- DO THIS:
Copy out each line containing "gender" from the entries below.

- RECORDS FOR THIS TASK:
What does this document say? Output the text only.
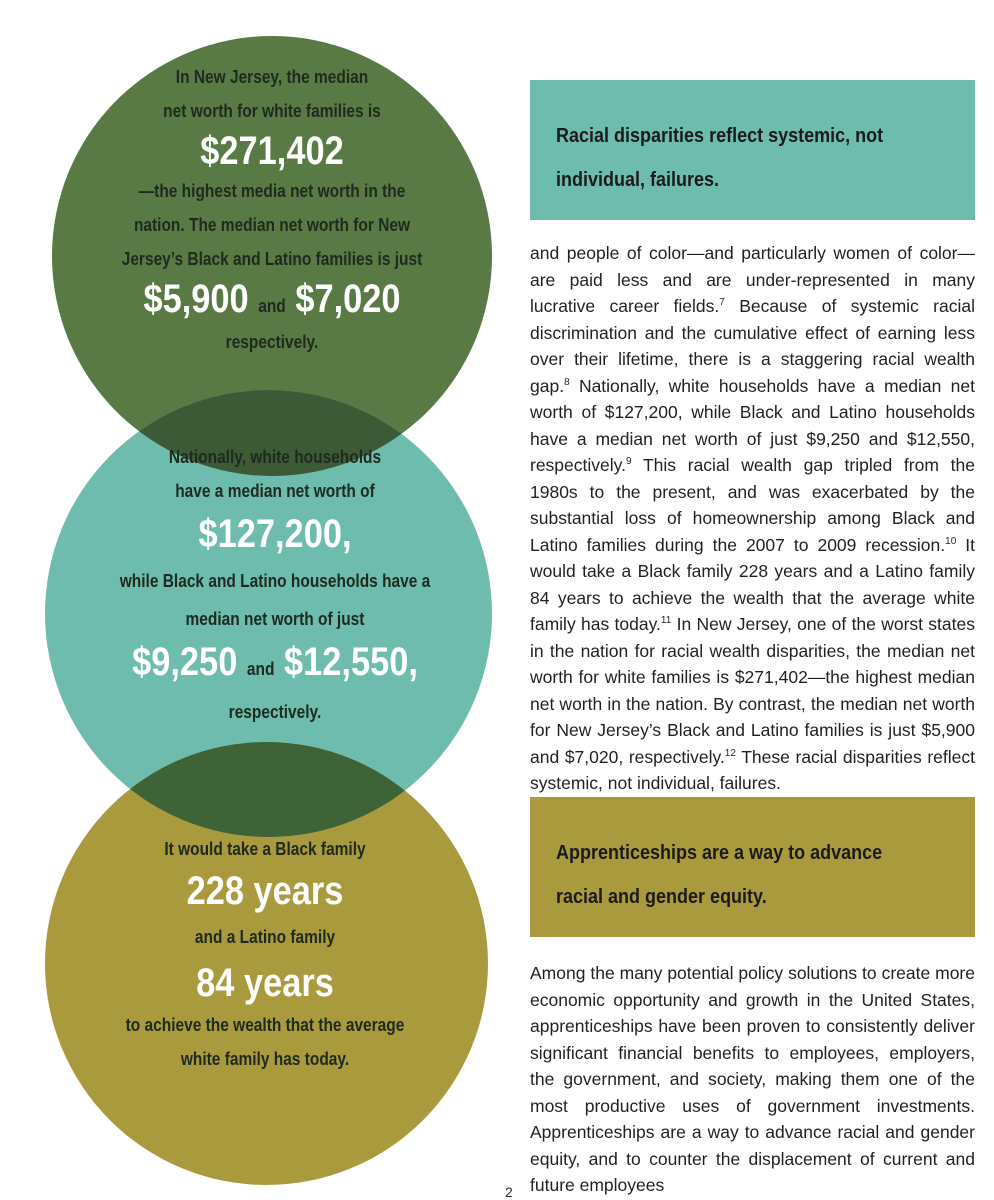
In New Jersey, the median
net worth for white families is
$271,402
—the highest media net worth in the
nation. The median net worth for New
Jersey’s Black and Latino families is just
$5,900 and $7,020
respectively.
Nationally, white households
have a median net worth of
$127,200,
while Black and Latino households have a
median net worth of just
$9,250 and $12,550,
respectively.
It would take a Black family
228 years
and a Latino family
84 years
to achieve the wealth that the average
white family has today.
Racial disparities reflect systemic, not
individual, failures.

and people of color—and particularly women of color—are paid less and are under-represented in many lucrative career fields.$^7$ Because of systemic racial discrimination and the cumulative effect of earning less over their lifetime, there is a staggering racial wealth gap.$^8$ Nationally, white households have a median net worth of $127,200, while Black and Latino households have a median net worth of just $9,250 and $12,550, respectively.$^9$ This racial wealth gap tripled from the 1980s to the present, and was exacerbated by the substantial loss of homeownership among Black and Latino families during the 2007 to 2009 recession.$^{10}$ It would take a Black family 228 years and a Latino family 84 years to achieve the wealth that the average white family has today.$^{11}$ In New Jersey, one of the worst states in the nation for racial wealth disparities, the median net worth for white families is $271,402—the highest median net worth in the nation. By contrast, the median net worth for New Jersey’s Black and Latino families is just $5,900 and $7,020, respectively.$^{12}$ These racial disparities reflect systemic, not individual, failures.

Apprenticeships are a way to advance
racial and gender equity.

Among the many potential policy solutions to create more economic opportunity and growth in the United States, apprenticeships have been proven to consistently deliver significant financial benefits to employees, employers, the government, and society, making them one of the most productive uses of government investments. Apprenticeships are a way to advance racial and gender equity, and to counter the displacement of current and future employees

2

- THE RESPONSE:
racial and gender equity.
Among the many potential policy solutions to create more economic opportunity and growth in the United States, apprenticeships have been proven to consistently deliver significant financial benefits to employees, employers, the government, and society, making them one of the most productive uses of government investments. Apprenticeships are a way to advance racial and gender equity, and to counter the displacement of current and future employees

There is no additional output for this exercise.